> **WHAT NEEDS TO BE DONE**
Copy all lines of the listing that include the string "mensajes".

>> start RECORDS FOR PROCESSING

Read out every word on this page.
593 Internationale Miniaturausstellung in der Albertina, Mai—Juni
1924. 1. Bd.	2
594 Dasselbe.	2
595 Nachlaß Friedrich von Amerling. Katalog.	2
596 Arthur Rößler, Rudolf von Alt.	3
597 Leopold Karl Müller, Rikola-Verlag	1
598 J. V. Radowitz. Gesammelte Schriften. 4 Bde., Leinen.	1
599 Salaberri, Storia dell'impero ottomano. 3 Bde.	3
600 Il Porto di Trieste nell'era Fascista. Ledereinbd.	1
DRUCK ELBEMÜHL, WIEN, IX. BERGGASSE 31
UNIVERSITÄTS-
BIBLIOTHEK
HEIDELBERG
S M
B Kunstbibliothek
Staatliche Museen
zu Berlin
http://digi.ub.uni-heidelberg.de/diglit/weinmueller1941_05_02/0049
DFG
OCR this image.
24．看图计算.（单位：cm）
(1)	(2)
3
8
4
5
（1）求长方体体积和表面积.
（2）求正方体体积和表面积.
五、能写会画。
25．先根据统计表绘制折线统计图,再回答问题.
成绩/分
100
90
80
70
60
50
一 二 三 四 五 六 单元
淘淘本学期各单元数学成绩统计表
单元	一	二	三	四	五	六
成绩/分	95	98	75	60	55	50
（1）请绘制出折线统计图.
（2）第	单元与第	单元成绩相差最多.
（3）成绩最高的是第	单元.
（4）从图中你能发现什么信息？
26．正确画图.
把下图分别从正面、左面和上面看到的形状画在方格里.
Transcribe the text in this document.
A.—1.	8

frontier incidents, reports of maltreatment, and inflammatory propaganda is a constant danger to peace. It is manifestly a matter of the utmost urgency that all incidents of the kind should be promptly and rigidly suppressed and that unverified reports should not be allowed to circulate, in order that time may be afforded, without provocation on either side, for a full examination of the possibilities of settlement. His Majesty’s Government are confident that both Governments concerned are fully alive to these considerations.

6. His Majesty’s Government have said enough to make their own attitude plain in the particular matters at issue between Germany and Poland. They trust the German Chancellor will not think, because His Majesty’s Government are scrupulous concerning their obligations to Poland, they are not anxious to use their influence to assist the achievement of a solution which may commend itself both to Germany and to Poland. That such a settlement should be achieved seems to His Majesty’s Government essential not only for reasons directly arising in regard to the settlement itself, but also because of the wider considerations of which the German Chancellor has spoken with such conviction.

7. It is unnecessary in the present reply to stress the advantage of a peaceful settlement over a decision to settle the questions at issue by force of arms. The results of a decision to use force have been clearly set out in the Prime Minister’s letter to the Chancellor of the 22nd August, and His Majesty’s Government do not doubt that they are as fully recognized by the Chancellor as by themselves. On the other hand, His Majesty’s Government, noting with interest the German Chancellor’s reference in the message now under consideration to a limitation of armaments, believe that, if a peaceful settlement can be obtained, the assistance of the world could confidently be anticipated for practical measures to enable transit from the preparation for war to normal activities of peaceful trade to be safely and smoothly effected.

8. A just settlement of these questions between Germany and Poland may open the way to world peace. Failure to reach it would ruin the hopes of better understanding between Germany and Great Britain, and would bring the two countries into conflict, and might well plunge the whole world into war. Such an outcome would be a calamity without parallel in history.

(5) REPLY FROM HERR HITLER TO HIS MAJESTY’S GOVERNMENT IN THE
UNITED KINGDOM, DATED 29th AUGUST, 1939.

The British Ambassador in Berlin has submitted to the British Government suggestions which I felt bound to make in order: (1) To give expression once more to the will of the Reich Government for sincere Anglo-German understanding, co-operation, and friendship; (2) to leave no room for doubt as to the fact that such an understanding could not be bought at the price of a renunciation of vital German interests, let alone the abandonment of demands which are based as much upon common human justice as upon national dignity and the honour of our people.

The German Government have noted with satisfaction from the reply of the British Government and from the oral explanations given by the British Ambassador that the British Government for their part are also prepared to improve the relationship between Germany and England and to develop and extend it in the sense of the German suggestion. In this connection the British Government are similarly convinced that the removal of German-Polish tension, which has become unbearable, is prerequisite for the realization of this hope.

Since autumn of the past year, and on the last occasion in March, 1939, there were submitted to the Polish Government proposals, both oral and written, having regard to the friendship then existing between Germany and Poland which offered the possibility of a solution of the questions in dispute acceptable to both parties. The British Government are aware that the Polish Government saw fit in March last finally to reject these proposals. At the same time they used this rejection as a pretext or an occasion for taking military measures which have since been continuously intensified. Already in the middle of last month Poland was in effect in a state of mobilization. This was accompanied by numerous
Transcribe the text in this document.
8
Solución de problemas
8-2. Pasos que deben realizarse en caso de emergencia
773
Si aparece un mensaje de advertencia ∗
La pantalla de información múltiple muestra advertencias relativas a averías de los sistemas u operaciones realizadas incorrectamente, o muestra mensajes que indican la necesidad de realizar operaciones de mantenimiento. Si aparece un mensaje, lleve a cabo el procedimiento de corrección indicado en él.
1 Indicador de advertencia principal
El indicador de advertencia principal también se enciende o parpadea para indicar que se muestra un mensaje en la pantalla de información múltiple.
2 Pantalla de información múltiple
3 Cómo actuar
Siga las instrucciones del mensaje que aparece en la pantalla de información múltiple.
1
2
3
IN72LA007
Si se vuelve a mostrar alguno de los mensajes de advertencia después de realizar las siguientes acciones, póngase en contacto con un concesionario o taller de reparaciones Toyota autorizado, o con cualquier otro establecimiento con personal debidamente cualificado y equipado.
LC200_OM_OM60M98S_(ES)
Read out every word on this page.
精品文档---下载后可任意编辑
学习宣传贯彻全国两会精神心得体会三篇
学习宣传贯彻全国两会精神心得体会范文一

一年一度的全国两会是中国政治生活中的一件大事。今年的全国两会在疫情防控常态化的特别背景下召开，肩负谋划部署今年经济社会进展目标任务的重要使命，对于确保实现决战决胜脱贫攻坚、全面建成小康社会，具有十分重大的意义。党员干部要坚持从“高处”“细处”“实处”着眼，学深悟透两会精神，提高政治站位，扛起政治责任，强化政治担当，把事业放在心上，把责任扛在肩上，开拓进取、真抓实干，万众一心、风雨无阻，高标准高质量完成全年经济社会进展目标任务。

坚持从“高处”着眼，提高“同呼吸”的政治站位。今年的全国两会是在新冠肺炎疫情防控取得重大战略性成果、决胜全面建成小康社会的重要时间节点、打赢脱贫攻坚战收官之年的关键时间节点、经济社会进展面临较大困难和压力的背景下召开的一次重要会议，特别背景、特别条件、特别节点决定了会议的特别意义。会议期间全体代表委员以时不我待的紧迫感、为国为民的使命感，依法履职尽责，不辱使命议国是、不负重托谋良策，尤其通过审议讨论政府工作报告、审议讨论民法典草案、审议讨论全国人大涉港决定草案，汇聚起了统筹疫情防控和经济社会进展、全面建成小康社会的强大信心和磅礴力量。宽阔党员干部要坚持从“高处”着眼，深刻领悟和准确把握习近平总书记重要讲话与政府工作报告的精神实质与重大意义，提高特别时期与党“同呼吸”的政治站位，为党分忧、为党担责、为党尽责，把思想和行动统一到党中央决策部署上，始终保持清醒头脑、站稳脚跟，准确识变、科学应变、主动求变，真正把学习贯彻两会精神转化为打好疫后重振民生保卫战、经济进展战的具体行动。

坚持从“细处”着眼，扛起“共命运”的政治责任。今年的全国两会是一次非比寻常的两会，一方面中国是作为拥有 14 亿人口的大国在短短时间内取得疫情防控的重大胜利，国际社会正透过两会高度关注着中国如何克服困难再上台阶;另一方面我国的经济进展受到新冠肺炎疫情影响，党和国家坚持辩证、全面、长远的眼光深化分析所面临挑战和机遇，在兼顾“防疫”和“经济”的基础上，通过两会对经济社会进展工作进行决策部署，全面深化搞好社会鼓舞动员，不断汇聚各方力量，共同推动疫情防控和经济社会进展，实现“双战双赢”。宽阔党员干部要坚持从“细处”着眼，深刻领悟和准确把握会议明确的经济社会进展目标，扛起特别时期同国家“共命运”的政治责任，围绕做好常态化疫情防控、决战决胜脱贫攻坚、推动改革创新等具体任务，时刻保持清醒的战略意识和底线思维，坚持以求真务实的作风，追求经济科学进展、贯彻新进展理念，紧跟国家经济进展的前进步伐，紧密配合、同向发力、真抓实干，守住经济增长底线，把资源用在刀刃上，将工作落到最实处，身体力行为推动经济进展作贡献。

>> end RECORDS FOR PROCESSING

> **SOLUTION FOR THIS TASK**
La pantalla de información múltiple muestra advertencias relativas a averías de los sistemas u operaciones realizadas incorrectamente, o muestra mensajes que indican la necesidad de realizar operaciones de mantenimiento. Si aparece un mensaje, lleve a cabo el procedimiento de corrección indicado en él.
Si se vuelve a mostrar alguno de los mensajes de advertencia después de realizar las siguientes acciones, póngase en contacto con un concesionario o taller de reparaciones Toyota autorizado, o con cualquier otro establecimiento con personal debidamente cualificado y equipado.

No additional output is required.